EXERCISE
Below is a set of records; restate each one word for word.

━━━━━━━━━━

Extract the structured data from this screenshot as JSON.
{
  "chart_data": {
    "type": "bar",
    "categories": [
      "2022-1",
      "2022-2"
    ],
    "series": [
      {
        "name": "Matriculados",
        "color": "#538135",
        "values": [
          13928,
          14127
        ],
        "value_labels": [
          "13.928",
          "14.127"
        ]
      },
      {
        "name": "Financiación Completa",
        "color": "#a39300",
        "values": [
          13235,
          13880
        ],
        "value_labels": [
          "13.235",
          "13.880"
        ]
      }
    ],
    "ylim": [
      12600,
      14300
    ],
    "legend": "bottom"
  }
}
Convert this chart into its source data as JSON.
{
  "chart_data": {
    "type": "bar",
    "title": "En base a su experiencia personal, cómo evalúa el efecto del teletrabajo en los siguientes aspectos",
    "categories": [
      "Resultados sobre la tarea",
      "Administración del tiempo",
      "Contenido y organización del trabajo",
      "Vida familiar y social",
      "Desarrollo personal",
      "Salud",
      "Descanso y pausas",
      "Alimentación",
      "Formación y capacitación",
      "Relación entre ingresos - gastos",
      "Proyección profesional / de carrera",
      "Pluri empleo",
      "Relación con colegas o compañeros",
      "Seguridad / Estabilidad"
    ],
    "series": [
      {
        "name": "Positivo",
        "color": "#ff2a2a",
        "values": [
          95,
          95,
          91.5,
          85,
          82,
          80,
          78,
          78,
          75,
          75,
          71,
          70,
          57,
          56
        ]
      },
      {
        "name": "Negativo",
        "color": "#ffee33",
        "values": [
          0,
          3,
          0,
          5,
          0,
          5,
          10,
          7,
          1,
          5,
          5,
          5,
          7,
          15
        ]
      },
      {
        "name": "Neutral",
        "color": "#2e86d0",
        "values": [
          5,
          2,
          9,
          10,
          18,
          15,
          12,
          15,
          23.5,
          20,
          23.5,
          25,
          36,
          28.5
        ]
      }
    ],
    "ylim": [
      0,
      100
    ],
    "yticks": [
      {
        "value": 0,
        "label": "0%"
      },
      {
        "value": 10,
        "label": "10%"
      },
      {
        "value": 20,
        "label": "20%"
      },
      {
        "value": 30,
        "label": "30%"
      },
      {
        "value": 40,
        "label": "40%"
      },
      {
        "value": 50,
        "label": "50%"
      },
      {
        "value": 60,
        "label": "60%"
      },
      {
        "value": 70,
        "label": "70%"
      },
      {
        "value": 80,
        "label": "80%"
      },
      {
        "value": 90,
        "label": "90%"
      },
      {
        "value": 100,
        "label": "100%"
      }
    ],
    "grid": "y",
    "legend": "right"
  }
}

━━━━━━━━━━

REPLY
Extract the structured data from this screenshot as JSON.
{
  "chart_data": {
    "type": "bar",
    "categories": [
      "2022-1",
      "2022-2"
    ],
    "series": [
      {
        "name": "Matriculados",
        "color": "#538135",
        "values": [
          13928,
          14127
        ],
        "value_labels": [
          "13.928",
          "14.127"
        ]
      },
      {
        "name": "Financiación Completa",
        "color": "#a39300",
        "values": [
          13235,
          13880
        ],
        "value_labels": [
          "13.235",
          "13.880"
        ]
      }
    ],
    "ylim": [
      12600,
      14300
    ],
    "legend": "bottom"
  }
}
Convert this chart into its source data as JSON.
{
  "chart_data": {
    "type": "bar",
    "title": "En base a su experiencia personal, cómo evalúa el efecto del teletrabajo en los siguientes aspectos",
    "categories": [
      "Resultados sobre la tarea",
      "Administración del tiempo",
      "Contenido y organización del trabajo",
      "Vida familiar y social",
      "Desarrollo personal",
      "Salud",
      "Descanso y pausas",
      "Alimentación",
      "Formación y capacitación",
      "Relación entre ingresos - gastos",
      "Proyección profesional / de carrera",
      "Pluri empleo",
      "Relación con colegas o compañeros",
      "Seguridad / Estabilidad"
    ],
    "series": [
      {
        "name": "Positivo",
        "color": "#ff2a2a",
        "values": [
          95,
          95,
          91.5,
          85,
          82,
          80,
          78,
          78,
          75,
          75,
          71,
          70,
          57,
          56
        ]
      },
      {
        "name": "Negativo",
        "color": "#ffee33",
        "values": [
          0,
          3,
          0,
          5,
          0,
          5,
          10,
          7,
          1,
          5,
          5,
          5,
          7,
          15
        ]
      },
      {
        "name": "Neutral",
        "color": "#2e86d0",
        "values": [
          5,
          2,
          9,
          10,
          18,
          15,
          12,
          15,
          23.5,
          20,
          23.5,
          25,
          36,
          28.5
        ]
      }
    ],
    "ylim": [
      0,
      100
    ],
    "yticks": [
      {
        "value": 0,
        "label": "0%"
      },
      {
        "value": 10,
        "label": "10%"
      },
      {
        "value": 20,
        "label": "20%"
      },
      {
        "value": 30,
        "label": "30%"
      },
      {
        "value": 40,
        "label": "40%"
      },
      {
        "value": 50,
        "label": "50%"
      },
      {
        "value": 60,
        "label": "60%"
      },
      {
        "value": 70,
        "label": "70%"
      },
      {
        "value": 80,
        "label": "80%"
      },
      {
        "value": 90,
        "label": "90%"
      },
      {
        "value": 100,
        "label": "100%"
      }
    ],
    "grid": "y",
    "legend": "right"
  }
}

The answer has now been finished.